YOUR INSTRUCTIONS: Gather all lines with the word "contains" in them.
──────────
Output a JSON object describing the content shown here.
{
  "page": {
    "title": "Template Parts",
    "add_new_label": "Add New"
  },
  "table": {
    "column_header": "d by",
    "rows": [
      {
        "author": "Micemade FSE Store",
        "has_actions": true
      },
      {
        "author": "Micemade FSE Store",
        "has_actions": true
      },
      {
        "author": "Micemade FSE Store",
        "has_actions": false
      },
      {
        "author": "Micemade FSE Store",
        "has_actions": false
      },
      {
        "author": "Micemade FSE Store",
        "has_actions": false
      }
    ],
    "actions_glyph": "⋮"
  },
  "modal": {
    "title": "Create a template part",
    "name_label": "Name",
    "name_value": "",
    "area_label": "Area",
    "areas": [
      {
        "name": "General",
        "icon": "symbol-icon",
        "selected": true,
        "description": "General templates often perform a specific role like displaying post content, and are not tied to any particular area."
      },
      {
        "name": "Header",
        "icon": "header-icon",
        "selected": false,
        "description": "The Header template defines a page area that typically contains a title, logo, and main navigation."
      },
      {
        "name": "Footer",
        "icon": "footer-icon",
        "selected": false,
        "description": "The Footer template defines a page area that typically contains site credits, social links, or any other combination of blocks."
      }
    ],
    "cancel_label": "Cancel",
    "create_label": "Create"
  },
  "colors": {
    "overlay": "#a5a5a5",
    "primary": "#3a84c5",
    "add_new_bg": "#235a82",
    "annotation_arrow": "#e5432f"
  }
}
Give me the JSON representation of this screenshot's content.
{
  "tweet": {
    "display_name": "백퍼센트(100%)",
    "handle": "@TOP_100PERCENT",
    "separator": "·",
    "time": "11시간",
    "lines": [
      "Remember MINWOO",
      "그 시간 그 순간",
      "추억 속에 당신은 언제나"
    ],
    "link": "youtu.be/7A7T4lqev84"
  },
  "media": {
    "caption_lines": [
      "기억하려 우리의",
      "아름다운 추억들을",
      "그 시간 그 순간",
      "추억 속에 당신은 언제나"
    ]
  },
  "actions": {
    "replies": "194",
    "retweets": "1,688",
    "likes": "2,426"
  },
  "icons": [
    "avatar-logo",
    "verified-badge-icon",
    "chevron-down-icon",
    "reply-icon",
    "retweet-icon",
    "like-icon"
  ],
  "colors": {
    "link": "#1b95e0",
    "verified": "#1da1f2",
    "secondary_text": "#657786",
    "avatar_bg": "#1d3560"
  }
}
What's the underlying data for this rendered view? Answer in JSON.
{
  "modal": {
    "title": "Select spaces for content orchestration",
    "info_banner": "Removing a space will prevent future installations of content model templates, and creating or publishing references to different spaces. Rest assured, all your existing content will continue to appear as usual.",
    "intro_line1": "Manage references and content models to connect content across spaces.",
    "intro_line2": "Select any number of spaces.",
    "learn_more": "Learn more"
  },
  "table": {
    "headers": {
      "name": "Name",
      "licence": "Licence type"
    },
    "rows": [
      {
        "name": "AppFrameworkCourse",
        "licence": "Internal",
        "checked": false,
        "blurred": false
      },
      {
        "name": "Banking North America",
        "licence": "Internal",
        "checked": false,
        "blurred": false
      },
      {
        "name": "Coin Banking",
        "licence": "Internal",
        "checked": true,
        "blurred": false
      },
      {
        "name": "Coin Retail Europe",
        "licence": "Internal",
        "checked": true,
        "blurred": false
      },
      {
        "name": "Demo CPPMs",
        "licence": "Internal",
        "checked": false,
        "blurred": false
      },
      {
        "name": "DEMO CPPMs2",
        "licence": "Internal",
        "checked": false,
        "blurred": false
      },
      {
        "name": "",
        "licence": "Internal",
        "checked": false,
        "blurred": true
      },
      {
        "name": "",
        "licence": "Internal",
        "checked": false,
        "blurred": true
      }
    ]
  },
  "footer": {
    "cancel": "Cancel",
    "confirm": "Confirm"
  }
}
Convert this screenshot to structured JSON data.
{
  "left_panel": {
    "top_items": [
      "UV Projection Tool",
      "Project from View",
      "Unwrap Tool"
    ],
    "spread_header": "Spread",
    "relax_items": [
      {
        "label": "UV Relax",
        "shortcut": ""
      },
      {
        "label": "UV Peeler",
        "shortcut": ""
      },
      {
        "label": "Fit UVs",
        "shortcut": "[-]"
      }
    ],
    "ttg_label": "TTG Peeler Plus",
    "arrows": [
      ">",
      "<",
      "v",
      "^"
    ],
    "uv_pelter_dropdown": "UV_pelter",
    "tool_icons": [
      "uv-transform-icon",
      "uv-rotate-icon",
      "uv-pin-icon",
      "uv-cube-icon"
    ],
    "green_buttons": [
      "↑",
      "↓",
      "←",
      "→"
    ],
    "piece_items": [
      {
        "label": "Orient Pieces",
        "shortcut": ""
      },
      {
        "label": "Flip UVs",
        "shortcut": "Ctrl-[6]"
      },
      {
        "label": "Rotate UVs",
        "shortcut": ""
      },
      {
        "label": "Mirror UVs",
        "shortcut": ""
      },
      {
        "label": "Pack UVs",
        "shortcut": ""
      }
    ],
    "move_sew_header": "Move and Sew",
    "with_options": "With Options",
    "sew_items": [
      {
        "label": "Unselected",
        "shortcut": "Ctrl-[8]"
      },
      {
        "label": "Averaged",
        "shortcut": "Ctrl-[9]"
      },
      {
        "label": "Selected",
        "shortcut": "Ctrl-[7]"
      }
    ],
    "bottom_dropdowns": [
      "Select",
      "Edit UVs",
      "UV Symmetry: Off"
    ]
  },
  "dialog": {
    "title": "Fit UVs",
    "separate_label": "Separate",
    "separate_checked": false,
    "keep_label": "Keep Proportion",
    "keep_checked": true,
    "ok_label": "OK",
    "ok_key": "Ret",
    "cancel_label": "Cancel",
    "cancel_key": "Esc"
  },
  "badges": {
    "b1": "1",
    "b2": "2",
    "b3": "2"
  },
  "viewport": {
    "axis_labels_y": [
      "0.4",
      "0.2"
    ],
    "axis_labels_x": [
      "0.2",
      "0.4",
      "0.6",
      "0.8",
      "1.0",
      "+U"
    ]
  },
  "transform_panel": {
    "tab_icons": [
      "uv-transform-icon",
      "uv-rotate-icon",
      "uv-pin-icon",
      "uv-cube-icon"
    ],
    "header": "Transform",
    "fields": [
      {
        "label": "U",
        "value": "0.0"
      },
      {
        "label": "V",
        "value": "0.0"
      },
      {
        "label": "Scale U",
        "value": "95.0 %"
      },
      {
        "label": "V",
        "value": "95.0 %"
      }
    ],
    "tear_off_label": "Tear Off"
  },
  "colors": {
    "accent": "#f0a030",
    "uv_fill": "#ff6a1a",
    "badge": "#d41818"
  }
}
──────────
TASK OUTPUT:
        "description": "The Header template defines a page area that typically contains a title, logo, and main navigation."
        "description": "The Footer template defines a page area that typically contains site credits, social links, or any other combination of blocks."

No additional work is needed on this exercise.